──────── RECORDS

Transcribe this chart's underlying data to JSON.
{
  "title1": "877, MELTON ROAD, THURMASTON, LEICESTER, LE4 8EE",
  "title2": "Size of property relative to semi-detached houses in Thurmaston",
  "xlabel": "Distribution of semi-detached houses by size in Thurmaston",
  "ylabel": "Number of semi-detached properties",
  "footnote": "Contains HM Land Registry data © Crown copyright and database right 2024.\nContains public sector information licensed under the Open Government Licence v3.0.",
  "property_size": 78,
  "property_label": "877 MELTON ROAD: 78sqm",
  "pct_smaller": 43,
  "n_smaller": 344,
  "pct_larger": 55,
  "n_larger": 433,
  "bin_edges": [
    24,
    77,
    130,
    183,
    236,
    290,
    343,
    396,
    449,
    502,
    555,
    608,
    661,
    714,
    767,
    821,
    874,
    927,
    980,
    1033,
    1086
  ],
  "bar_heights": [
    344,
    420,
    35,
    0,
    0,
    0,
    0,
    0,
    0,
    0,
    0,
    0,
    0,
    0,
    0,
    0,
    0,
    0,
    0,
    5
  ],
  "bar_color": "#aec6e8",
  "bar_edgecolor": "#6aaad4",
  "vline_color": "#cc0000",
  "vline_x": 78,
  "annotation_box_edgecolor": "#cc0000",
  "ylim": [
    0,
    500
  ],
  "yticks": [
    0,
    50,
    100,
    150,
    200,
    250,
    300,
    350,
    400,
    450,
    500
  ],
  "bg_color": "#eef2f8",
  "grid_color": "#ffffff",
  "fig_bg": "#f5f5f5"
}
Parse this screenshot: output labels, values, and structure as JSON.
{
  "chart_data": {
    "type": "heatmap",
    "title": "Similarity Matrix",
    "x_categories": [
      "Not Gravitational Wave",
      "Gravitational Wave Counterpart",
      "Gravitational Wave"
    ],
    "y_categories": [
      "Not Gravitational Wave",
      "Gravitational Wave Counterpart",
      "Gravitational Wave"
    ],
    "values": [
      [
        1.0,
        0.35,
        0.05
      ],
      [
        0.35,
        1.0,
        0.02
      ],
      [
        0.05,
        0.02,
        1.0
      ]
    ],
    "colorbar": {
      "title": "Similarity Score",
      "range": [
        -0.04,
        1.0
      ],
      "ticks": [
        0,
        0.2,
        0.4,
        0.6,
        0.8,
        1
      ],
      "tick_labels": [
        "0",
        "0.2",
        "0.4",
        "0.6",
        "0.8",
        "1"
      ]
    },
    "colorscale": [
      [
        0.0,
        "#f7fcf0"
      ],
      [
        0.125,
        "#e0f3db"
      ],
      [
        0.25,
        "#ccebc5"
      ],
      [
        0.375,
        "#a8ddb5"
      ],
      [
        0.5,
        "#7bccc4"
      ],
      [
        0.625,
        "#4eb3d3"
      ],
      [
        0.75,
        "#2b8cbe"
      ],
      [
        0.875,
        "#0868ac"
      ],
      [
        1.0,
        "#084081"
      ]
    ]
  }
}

────────────────

WORK INSTRUCTIONS - Give the records above again, word for word.

COMPLETED TASK -
Transcribe this chart's underlying data to JSON.
{
  "title1": "877, MELTON ROAD, THURMASTON, LEICESTER, LE4 8EE",
  "title2": "Size of property relative to semi-detached houses in Thurmaston",
  "xlabel": "Distribution of semi-detached houses by size in Thurmaston",
  "ylabel": "Number of semi-detached properties",
  "footnote": "Contains HM Land Registry data © Crown copyright and database right 2024.\nContains public sector information licensed under the Open Government Licence v3.0.",
  "property_size": 78,
  "property_label": "877 MELTON ROAD: 78sqm",
  "pct_smaller": 43,
  "n_smaller": 344,
  "pct_larger": 55,
  "n_larger": 433,
  "bin_edges": [
    24,
    77,
    130,
    183,
    236,
    290,
    343,
    396,
    449,
    502,
    555,
    608,
    661,
    714,
    767,
    821,
    874,
    927,
    980,
    1033,
    1086
  ],
  "bar_heights": [
    344,
    420,
    35,
    0,
    0,
    0,
    0,
    0,
    0,
    0,
    0,
    0,
    0,
    0,
    0,
    0,
    0,
    0,
    0,
    5
  ],
  "bar_color": "#aec6e8",
  "bar_edgecolor": "#6aaad4",
  "vline_color": "#cc0000",
  "vline_x": 78,
  "annotation_box_edgecolor": "#cc0000",
  "ylim": [
    0,
    500
  ],
  "yticks": [
    0,
    50,
    100,
    150,
    200,
    250,
    300,
    350,
    400,
    450,
    500
  ],
  "bg_color": "#eef2f8",
  "grid_color": "#ffffff",
  "fig_bg": "#f5f5f5"
}
Parse this screenshot: output labels, values, and structure as JSON.
{
  "chart_data": {
    "type": "heatmap",
    "title": "Similarity Matrix",
    "x_categories": [
      "Not Gravitational Wave",
      "Gravitational Wave Counterpart",
      "Gravitational Wave"
    ],
    "y_categories": [
      "Not Gravitational Wave",
      "Gravitational Wave Counterpart",
      "Gravitational Wave"
    ],
    "values": [
      [
        1.0,
        0.35,
        0.05
      ],
      [
        0.35,
        1.0,
        0.02
      ],
      [
        0.05,
        0.02,
        1.0
      ]
    ],
    "colorbar": {
      "title": "Similarity Score",
      "range": [
        -0.04,
        1.0
      ],
      "ticks": [
        0,
        0.2,
        0.4,
        0.6,
        0.8,
        1
      ],
      "tick_labels": [
        "0",
        "0.2",
        "0.4",
        "0.6",
        "0.8",
        "1"
      ]
    },
    "colorscale": [
      [
        0.0,
        "#f7fcf0"
      ],
      [
        0.125,
        "#e0f3db"
      ],
      [
        0.25,
        "#ccebc5"
      ],
      [
        0.375,
        "#a8ddb5"
      ],
      [
        0.5,
        "#7bccc4"
      ],
      [
        0.625,
        "#4eb3d3"
      ],
      [
        0.75,
        "#2b8cbe"
      ],
      [
        0.875,
        "#0868ac"
      ],
      [
        1.0,
        "#084081"
      ]
    ]
  }
}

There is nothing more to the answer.